» EXERCISE INSTRUCTIONS: Type out the records that follow, exactly as given.

» DATA LINES:
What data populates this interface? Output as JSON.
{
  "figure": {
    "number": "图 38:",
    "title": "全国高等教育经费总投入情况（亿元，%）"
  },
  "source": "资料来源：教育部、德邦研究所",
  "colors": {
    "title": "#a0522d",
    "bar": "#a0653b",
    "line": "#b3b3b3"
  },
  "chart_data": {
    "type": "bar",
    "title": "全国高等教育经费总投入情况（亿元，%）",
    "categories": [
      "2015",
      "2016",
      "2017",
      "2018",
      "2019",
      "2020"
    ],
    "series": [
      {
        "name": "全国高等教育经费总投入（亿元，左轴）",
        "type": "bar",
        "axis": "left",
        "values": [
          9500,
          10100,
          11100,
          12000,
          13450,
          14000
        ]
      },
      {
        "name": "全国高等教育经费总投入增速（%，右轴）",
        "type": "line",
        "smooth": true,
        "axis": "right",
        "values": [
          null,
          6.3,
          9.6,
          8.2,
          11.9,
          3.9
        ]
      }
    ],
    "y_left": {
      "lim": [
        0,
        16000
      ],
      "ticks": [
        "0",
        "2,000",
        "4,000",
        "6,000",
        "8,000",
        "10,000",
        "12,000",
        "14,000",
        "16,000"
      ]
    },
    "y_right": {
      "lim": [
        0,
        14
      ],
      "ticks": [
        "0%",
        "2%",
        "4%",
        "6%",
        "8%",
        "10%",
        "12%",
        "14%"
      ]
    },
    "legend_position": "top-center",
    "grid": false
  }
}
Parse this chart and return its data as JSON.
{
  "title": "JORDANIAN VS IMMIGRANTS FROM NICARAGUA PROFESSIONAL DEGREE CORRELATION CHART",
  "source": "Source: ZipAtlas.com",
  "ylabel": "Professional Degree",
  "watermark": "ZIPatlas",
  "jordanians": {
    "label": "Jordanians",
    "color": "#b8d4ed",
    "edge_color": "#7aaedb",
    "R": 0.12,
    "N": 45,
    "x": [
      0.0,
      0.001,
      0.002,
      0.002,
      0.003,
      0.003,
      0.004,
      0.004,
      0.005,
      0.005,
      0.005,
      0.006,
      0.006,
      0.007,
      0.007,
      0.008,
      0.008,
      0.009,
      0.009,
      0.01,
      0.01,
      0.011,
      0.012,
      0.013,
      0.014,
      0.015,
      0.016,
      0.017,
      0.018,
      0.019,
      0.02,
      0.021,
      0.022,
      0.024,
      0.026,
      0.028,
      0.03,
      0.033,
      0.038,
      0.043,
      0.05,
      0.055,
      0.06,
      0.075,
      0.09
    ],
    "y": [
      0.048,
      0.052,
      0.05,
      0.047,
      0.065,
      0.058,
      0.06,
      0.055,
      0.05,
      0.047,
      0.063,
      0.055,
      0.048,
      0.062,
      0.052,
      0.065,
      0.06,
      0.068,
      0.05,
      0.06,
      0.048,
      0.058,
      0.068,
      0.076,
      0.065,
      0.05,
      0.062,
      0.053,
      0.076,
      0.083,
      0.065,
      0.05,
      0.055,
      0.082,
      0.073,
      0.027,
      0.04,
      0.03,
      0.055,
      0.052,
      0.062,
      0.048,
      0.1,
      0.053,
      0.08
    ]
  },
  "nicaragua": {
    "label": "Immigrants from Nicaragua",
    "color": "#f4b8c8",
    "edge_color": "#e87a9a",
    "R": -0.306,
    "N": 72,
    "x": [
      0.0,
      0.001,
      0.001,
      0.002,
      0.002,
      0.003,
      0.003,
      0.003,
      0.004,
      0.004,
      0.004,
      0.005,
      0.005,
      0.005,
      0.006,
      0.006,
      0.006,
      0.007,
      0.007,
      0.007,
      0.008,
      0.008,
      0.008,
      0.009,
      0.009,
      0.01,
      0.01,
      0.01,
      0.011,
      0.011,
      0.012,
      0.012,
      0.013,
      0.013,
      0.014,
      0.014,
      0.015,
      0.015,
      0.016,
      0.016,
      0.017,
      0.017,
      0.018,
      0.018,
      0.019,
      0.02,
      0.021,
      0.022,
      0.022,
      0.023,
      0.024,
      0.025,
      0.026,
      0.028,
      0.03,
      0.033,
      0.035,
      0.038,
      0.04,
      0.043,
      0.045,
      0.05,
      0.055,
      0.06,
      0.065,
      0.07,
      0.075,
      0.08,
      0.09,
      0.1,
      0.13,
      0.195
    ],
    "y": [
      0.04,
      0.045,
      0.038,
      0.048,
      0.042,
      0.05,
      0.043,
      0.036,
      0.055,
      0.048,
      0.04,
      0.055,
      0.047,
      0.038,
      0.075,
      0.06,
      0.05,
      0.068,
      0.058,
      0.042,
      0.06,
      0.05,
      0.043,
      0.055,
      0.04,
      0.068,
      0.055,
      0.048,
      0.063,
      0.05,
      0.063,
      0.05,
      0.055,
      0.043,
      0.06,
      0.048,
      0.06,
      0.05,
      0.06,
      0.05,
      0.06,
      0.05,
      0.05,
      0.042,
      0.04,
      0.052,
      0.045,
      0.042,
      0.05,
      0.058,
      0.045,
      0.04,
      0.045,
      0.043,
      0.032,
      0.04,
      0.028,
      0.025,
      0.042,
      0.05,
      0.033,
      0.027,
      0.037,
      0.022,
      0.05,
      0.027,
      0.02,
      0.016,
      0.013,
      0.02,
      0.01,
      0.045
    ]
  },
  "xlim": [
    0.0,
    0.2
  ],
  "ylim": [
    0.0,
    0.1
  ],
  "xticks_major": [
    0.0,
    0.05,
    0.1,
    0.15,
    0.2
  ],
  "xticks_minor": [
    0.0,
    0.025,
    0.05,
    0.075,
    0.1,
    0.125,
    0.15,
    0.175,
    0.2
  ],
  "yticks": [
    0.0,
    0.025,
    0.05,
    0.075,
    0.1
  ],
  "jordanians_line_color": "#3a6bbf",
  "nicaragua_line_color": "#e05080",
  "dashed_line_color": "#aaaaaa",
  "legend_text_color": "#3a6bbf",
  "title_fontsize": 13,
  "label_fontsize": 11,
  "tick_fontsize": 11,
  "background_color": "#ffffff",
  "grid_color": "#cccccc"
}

» TASK RESULT:
What data populates this interface? Output as JSON.
{
  "figure": {
    "number": "图 38:",
    "title": "全国高等教育经费总投入情况（亿元，%）"
  },
  "source": "资料来源：教育部、德邦研究所",
  "colors": {
    "title": "#a0522d",
    "bar": "#a0653b",
    "line": "#b3b3b3"
  },
  "chart_data": {
    "type": "bar",
    "title": "全国高等教育经费总投入情况（亿元，%）",
    "categories": [
      "2015",
      "2016",
      "2017",
      "2018",
      "2019",
      "2020"
    ],
    "series": [
      {
        "name": "全国高等教育经费总投入（亿元，左轴）",
        "type": "bar",
        "axis": "left",
        "values": [
          9500,
          10100,
          11100,
          12000,
          13450,
          14000
        ]
      },
      {
        "name": "全国高等教育经费总投入增速（%，右轴）",
        "type": "line",
        "smooth": true,
        "axis": "right",
        "values": [
          null,
          6.3,
          9.6,
          8.2,
          11.9,
          3.9
        ]
      }
    ],
    "y_left": {
      "lim": [
        0,
        16000
      ],
      "ticks": [
        "0",
        "2,000",
        "4,000",
        "6,000",
        "8,000",
        "10,000",
        "12,000",
        "14,000",
        "16,000"
      ]
    },
    "y_right": {
      "lim": [
        0,
        14
      ],
      "ticks": [
        "0%",
        "2%",
        "4%",
        "6%",
        "8%",
        "10%",
        "12%",
        "14%"
      ]
    },
    "legend_position": "top-center",
    "grid": false
  }
}
Parse this chart and return its data as JSON.
{
  "title": "JORDANIAN VS IMMIGRANTS FROM NICARAGUA PROFESSIONAL DEGREE CORRELATION CHART",
  "source": "Source: ZipAtlas.com",
  "ylabel": "Professional Degree",
  "watermark": "ZIPatlas",
  "jordanians": {
    "label": "Jordanians",
    "color": "#b8d4ed",
    "edge_color": "#7aaedb",
    "R": 0.12,
    "N": 45,
    "x": [
      0.0,
      0.001,
      0.002,
      0.002,
      0.003,
      0.003,
      0.004,
      0.004,
      0.005,
      0.005,
      0.005,
      0.006,
      0.006,
      0.007,
      0.007,
      0.008,
      0.008,
      0.009,
      0.009,
      0.01,
      0.01,
      0.011,
      0.012,
      0.013,
      0.014,
      0.015,
      0.016,
      0.017,
      0.018,
      0.019,
      0.02,
      0.021,
      0.022,
      0.024,
      0.026,
      0.028,
      0.03,
      0.033,
      0.038,
      0.043,
      0.05,
      0.055,
      0.06,
      0.075,
      0.09
    ],
    "y": [
      0.048,
      0.052,
      0.05,
      0.047,
      0.065,
      0.058,
      0.06,
      0.055,
      0.05,
      0.047,
      0.063,
      0.055,
      0.048,
      0.062,
      0.052,
      0.065,
      0.06,
      0.068,
      0.05,
      0.06,
      0.048,
      0.058,
      0.068,
      0.076,
      0.065,
      0.05,
      0.062,
      0.053,
      0.076,
      0.083,
      0.065,
      0.05,
      0.055,
      0.082,
      0.073,
      0.027,
      0.04,
      0.03,
      0.055,
      0.052,
      0.062,
      0.048,
      0.1,
      0.053,
      0.08
    ]
  },
  "nicaragua": {
    "label": "Immigrants from Nicaragua",
    "color": "#f4b8c8",
    "edge_color": "#e87a9a",
    "R": -0.306,
    "N": 72,
    "x": [
      0.0,
      0.001,
      0.001,
      0.002,
      0.002,
      0.003,
      0.003,
      0.003,
      0.004,
      0.004,
      0.004,
      0.005,
      0.005,
      0.005,
      0.006,
      0.006,
      0.006,
      0.007,
      0.007,
      0.007,
      0.008,
      0.008,
      0.008,
      0.009,
      0.009,
      0.01,
      0.01,
      0.01,
      0.011,
      0.011,
      0.012,
      0.012,
      0.013,
      0.013,
      0.014,
      0.014,
      0.015,
      0.015,
      0.016,
      0.016,
      0.017,
      0.017,
      0.018,
      0.018,
      0.019,
      0.02,
      0.021,
      0.022,
      0.022,
      0.023,
      0.024,
      0.025,
      0.026,
      0.028,
      0.03,
      0.033,
      0.035,
      0.038,
      0.04,
      0.043,
      0.045,
      0.05,
      0.055,
      0.06,
      0.065,
      0.07,
      0.075,
      0.08,
      0.09,
      0.1,
      0.13,
      0.195
    ],
    "y": [
      0.04,
      0.045,
      0.038,
      0.048,
      0.042,
      0.05,
      0.043,
      0.036,
      0.055,
      0.048,
      0.04,
      0.055,
      0.047,
      0.038,
      0.075,
      0.06,
      0.05,
      0.068,
      0.058,
      0.042,
      0.06,
      0.05,
      0.043,
      0.055,
      0.04,
      0.068,
      0.055,
      0.048,
      0.063,
      0.05,
      0.063,
      0.05,
      0.055,
      0.043,
      0.06,
      0.048,
      0.06,
      0.05,
      0.06,
      0.05,
      0.06,
      0.05,
      0.05,
      0.042,
      0.04,
      0.052,
      0.045,
      0.042,
      0.05,
      0.058,
      0.045,
      0.04,
      0.045,
      0.043,
      0.032,
      0.04,
      0.028,
      0.025,
      0.042,
      0.05,
      0.033,
      0.027,
      0.037,
      0.022,
      0.05,
      0.027,
      0.02,
      0.016,
      0.013,
      0.02,
      0.01,
      0.045
    ]
  },
  "xlim": [
    0.0,
    0.2
  ],
  "ylim": [
    0.0,
    0.1
  ],
  "xticks_major": [
    0.0,
    0.05,
    0.1,
    0.15,
    0.2
  ],
  "xticks_minor": [
    0.0,
    0.025,
    0.05,
    0.075,
    0.1,
    0.125,
    0.15,
    0.175,
    0.2
  ],
  "yticks": [
    0.0,
    0.025,
    0.05,
    0.075,
    0.1
  ],
  "jordanians_line_color": "#3a6bbf",
  "nicaragua_line_color": "#e05080",
  "dashed_line_color": "#aaaaaa",
  "legend_text_color": "#3a6bbf",
  "title_fontsize": 13,
  "label_fontsize": 11,
  "tick_fontsize": 11,
  "background_color": "#ffffff",
  "grid_color": "#cccccc"
}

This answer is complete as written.